- **Entries supplied**
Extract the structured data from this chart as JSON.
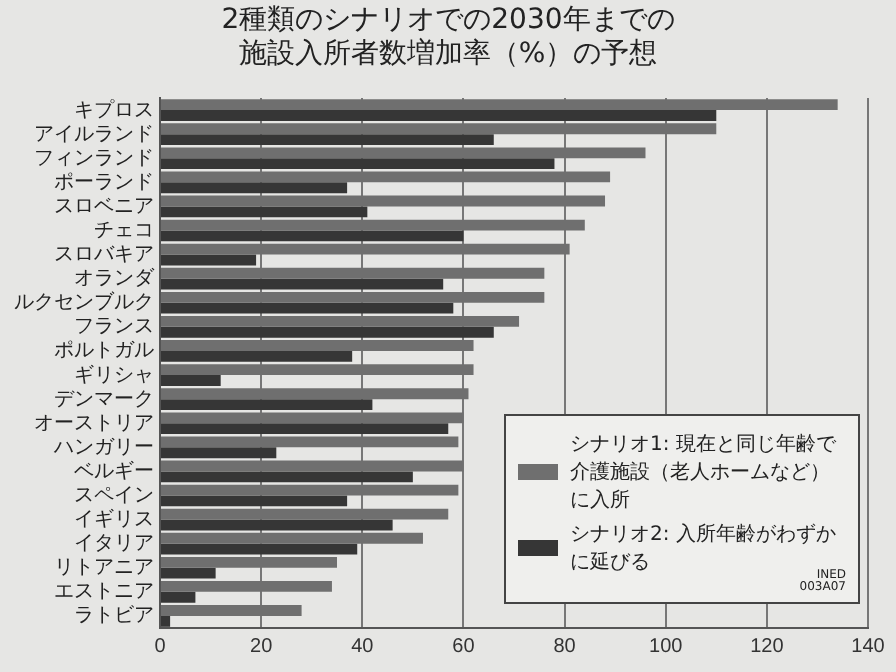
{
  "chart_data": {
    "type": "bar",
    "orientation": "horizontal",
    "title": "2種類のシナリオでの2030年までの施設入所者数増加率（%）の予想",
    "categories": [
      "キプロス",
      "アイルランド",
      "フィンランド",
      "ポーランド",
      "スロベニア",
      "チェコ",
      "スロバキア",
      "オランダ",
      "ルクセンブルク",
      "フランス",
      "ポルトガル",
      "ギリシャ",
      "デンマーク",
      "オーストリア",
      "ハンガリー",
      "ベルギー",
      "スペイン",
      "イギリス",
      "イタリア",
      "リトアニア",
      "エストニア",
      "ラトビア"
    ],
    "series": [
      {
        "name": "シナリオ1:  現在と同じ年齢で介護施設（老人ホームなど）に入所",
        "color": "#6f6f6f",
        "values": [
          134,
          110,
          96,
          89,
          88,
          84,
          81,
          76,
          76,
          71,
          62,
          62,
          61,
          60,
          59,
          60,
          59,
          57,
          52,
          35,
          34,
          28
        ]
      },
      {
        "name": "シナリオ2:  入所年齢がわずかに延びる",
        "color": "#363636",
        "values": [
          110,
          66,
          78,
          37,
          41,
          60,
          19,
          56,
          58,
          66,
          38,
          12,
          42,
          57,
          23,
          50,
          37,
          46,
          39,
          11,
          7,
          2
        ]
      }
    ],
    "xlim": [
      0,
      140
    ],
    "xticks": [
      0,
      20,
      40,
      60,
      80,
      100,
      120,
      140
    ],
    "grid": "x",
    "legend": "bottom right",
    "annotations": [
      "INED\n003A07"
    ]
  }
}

- **Task to complete**
Pick out the lines that contain "name" and copy them.

- **Solution to this problem**
        "name": "シナリオ1:  現在と同じ年齢で介護施設（老人ホームなど）に入所",
        "name": "シナリオ2:  入所年齢がわずかに延びる",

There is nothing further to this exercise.